*STATED TASK*
The entries below should be given again exactly, minus their pictures.

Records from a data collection

-.-.-

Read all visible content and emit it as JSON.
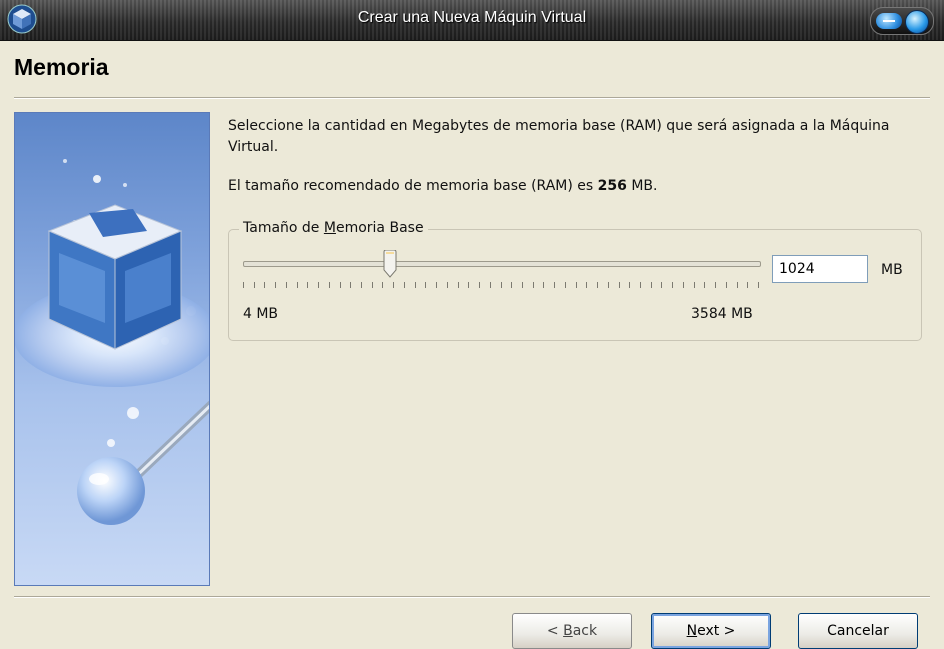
{
  "window": {
    "title": "Crear una Nueva Máquin Virtual",
    "icon": "virtualbox-cube-icon"
  },
  "page": {
    "title": "Memoria"
  },
  "description": "Seleccione la cantidad en Megabytes de memoria base (RAM) que será asignada a la Máquina Virtual.",
  "recommendation": {
    "prefix": "El tamaño recomendado de memoria base (RAM) es ",
    "value": "256",
    "suffix": " MB."
  },
  "memory_group": {
    "legend_before": "Tamaño de ",
    "legend_mnemonic": "M",
    "legend_after": "emoria Base",
    "slider": {
      "min_label": "4 MB",
      "max_label": "3584 MB",
      "min_mb": 4,
      "max_mb": 3584,
      "value_mb": 1024
    },
    "input_value": "1024",
    "unit": "MB"
  },
  "buttons": {
    "back": {
      "pre": "< ",
      "mnemonic": "B",
      "rest": "ack"
    },
    "next": {
      "mnemonic": "N",
      "rest": "ext >"
    },
    "cancel": "Cancelar"
  },
  "colors": {
    "dialog_bg": "#ece9d8",
    "titlebar": "#2b2b2b",
    "accent_blue": "#2f8fe0"
  }
}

-.-.-

*TASK RESPONSE*
Read all visible content and emit it as JSON.
{
  "window": {
    "title": "Crear una Nueva Máquin Virtual",
    "icon": "virtualbox-cube-icon"
  },
  "page": {
    "title": "Memoria"
  },
  "description": "Seleccione la cantidad en Megabytes de memoria base (RAM) que será asignada a la Máquina Virtual.",
  "recommendation": {
    "prefix": "El tamaño recomendado de memoria base (RAM) es ",
    "value": "256",
    "suffix": " MB."
  },
  "memory_group": {
    "legend_before": "Tamaño de ",
    "legend_mnemonic": "M",
    "legend_after": "emoria Base",
    "slider": {
      "min_label": "4 MB",
      "max_label": "3584 MB",
      "min_mb": 4,
      "max_mb": 3584,
      "value_mb": 1024
    },
    "input_value": "1024",
    "unit": "MB"
  },
  "buttons": {
    "back": {
      "pre": "< ",
      "mnemonic": "B",
      "rest": "ack"
    },
    "next": {
      "mnemonic": "N",
      "rest": "ext >"
    },
    "cancel": "Cancelar"
  },
  "colors": {
    "dialog_bg": "#ece9d8",
    "titlebar": "#2b2b2b",
    "accent_blue": "#2f8fe0"
  }
}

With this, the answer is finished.